**Exercise brief**:
Repeat every entry in the listing below, exactly.

Entries with figure data
============================================================

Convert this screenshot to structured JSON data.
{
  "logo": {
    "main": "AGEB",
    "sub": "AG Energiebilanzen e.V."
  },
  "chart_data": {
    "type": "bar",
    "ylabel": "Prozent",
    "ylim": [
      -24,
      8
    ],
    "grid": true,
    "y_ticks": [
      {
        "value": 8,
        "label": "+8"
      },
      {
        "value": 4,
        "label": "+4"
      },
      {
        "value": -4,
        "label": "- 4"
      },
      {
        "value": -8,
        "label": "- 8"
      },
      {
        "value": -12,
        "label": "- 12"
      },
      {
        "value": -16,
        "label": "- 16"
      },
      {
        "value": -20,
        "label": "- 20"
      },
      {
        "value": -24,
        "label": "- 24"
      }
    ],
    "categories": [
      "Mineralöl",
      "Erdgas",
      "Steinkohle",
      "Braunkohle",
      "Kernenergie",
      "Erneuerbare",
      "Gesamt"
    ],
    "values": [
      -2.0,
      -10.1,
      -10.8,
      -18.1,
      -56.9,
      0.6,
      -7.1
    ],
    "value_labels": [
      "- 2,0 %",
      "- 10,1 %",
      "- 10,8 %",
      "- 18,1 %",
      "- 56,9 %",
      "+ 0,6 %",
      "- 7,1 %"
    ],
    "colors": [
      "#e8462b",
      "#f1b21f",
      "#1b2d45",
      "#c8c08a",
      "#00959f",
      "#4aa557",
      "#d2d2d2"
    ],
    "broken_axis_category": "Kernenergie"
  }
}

============================================================

**Task response**:
Convert this screenshot to structured JSON data.
{
  "logo": {
    "main": "AGEB",
    "sub": "AG Energiebilanzen e.V."
  },
  "chart_data": {
    "type": "bar",
    "ylabel": "Prozent",
    "ylim": [
      -24,
      8
    ],
    "grid": true,
    "y_ticks": [
      {
        "value": 8,
        "label": "+8"
      },
      {
        "value": 4,
        "label": "+4"
      },
      {
        "value": -4,
        "label": "- 4"
      },
      {
        "value": -8,
        "label": "- 8"
      },
      {
        "value": -12,
        "label": "- 12"
      },
      {
        "value": -16,
        "label": "- 16"
      },
      {
        "value": -20,
        "label": "- 20"
      },
      {
        "value": -24,
        "label": "- 24"
      }
    ],
    "categories": [
      "Mineralöl",
      "Erdgas",
      "Steinkohle",
      "Braunkohle",
      "Kernenergie",
      "Erneuerbare",
      "Gesamt"
    ],
    "values": [
      -2.0,
      -10.1,
      -10.8,
      -18.1,
      -56.9,
      0.6,
      -7.1
    ],
    "value_labels": [
      "- 2,0 %",
      "- 10,1 %",
      "- 10,8 %",
      "- 18,1 %",
      "- 56,9 %",
      "+ 0,6 %",
      "- 7,1 %"
    ],
    "colors": [
      "#e8462b",
      "#f1b21f",
      "#1b2d45",
      "#c8c08a",
      "#00959f",
      "#4aa557",
      "#d2d2d2"
    ],
    "broken_axis_category": "Kernenergie"
  }
}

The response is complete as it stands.